• [The data]
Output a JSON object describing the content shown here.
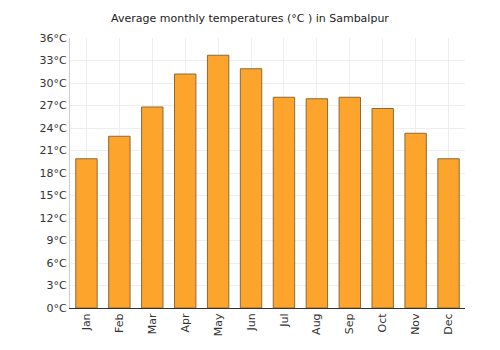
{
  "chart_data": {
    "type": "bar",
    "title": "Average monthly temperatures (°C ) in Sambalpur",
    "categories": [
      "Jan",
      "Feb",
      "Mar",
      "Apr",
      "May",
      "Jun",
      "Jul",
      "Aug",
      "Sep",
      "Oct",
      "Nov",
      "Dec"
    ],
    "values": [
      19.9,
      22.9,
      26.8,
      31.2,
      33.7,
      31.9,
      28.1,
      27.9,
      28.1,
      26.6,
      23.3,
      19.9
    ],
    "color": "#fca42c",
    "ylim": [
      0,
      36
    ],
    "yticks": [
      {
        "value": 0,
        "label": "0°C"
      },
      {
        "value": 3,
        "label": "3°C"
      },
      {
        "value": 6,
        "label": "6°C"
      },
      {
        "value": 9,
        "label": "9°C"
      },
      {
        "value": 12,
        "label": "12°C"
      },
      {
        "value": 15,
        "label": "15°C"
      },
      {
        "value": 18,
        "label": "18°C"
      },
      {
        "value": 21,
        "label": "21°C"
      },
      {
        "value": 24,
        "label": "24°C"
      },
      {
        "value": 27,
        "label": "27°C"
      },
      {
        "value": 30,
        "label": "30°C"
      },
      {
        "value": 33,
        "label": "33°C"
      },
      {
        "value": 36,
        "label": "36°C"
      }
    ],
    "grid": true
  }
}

• [Direction] Each line in the records above should be reproduced exactly; images are not copied.

• [Result]
Output a JSON object describing the content shown here.
{
  "chart_data": {
    "type": "bar",
    "title": "Average monthly temperatures (°C ) in Sambalpur",
    "categories": [
      "Jan",
      "Feb",
      "Mar",
      "Apr",
      "May",
      "Jun",
      "Jul",
      "Aug",
      "Sep",
      "Oct",
      "Nov",
      "Dec"
    ],
    "values": [
      19.9,
      22.9,
      26.8,
      31.2,
      33.7,
      31.9,
      28.1,
      27.9,
      28.1,
      26.6,
      23.3,
      19.9
    ],
    "color": "#fca42c",
    "ylim": [
      0,
      36
    ],
    "yticks": [
      {
        "value": 0,
        "label": "0°C"
      },
      {
        "value": 3,
        "label": "3°C"
      },
      {
        "value": 6,
        "label": "6°C"
      },
      {
        "value": 9,
        "label": "9°C"
      },
      {
        "value": 12,
        "label": "12°C"
      },
      {
        "value": 15,
        "label": "15°C"
      },
      {
        "value": 18,
        "label": "18°C"
      },
      {
        "value": 21,
        "label": "21°C"
      },
      {
        "value": 24,
        "label": "24°C"
      },
      {
        "value": 27,
        "label": "27°C"
      },
      {
        "value": 30,
        "label": "30°C"
      },
      {
        "value": 33,
        "label": "33°C"
      },
      {
        "value": 36,
        "label": "36°C"
      }
    ],
    "grid": true
  }
}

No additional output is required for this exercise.